(Data about app and page elements)
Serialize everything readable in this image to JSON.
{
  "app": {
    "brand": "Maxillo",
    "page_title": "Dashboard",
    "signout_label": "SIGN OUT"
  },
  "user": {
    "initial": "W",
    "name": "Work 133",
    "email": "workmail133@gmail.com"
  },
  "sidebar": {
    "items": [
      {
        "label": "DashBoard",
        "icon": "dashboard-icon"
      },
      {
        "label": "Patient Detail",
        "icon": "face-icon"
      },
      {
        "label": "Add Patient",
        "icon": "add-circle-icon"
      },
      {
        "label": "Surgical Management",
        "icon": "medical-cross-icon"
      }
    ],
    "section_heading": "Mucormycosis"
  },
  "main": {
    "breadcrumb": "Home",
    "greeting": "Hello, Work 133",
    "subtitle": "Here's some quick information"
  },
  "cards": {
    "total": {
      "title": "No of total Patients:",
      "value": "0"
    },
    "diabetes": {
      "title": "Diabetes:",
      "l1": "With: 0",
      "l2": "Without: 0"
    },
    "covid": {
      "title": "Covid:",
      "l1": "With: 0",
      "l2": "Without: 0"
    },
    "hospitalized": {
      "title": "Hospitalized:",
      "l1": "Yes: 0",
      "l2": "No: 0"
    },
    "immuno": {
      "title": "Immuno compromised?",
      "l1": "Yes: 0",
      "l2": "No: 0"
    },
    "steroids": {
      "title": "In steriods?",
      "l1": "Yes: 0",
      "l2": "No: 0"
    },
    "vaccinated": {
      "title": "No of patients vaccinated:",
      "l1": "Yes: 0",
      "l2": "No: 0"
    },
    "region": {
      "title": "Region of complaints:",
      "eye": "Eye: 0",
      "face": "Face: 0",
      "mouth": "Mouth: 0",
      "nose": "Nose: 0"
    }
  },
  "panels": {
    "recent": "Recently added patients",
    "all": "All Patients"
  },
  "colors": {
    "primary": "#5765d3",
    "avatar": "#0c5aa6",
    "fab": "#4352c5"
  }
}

| Exercise brief |
Recopy all of the records verbatim.

| Reply |
Serialize everything readable in this image to JSON.
{
  "app": {
    "brand": "Maxillo",
    "page_title": "Dashboard",
    "signout_label": "SIGN OUT"
  },
  "user": {
    "initial": "W",
    "name": "Work 133",
    "email": "workmail133@gmail.com"
  },
  "sidebar": {
    "items": [
      {
        "label": "DashBoard",
        "icon": "dashboard-icon"
      },
      {
        "label": "Patient Detail",
        "icon": "face-icon"
      },
      {
        "label": "Add Patient",
        "icon": "add-circle-icon"
      },
      {
        "label": "Surgical Management",
        "icon": "medical-cross-icon"
      }
    ],
    "section_heading": "Mucormycosis"
  },
  "main": {
    "breadcrumb": "Home",
    "greeting": "Hello, Work 133",
    "subtitle": "Here's some quick information"
  },
  "cards": {
    "total": {
      "title": "No of total Patients:",
      "value": "0"
    },
    "diabetes": {
      "title": "Diabetes:",
      "l1": "With: 0",
      "l2": "Without: 0"
    },
    "covid": {
      "title": "Covid:",
      "l1": "With: 0",
      "l2": "Without: 0"
    },
    "hospitalized": {
      "title": "Hospitalized:",
      "l1": "Yes: 0",
      "l2": "No: 0"
    },
    "immuno": {
      "title": "Immuno compromised?",
      "l1": "Yes: 0",
      "l2": "No: 0"
    },
    "steroids": {
      "title": "In steriods?",
      "l1": "Yes: 0",
      "l2": "No: 0"
    },
    "vaccinated": {
      "title": "No of patients vaccinated:",
      "l1": "Yes: 0",
      "l2": "No: 0"
    },
    "region": {
      "title": "Region of complaints:",
      "eye": "Eye: 0",
      "face": "Face: 0",
      "mouth": "Mouth: 0",
      "nose": "Nose: 0"
    }
  },
  "panels": {
    "recent": "Recently added patients",
    "all": "All Patients"
  },
  "colors": {
    "primary": "#5765d3",
    "avatar": "#0c5aa6",
    "fab": "#4352c5"
  }
}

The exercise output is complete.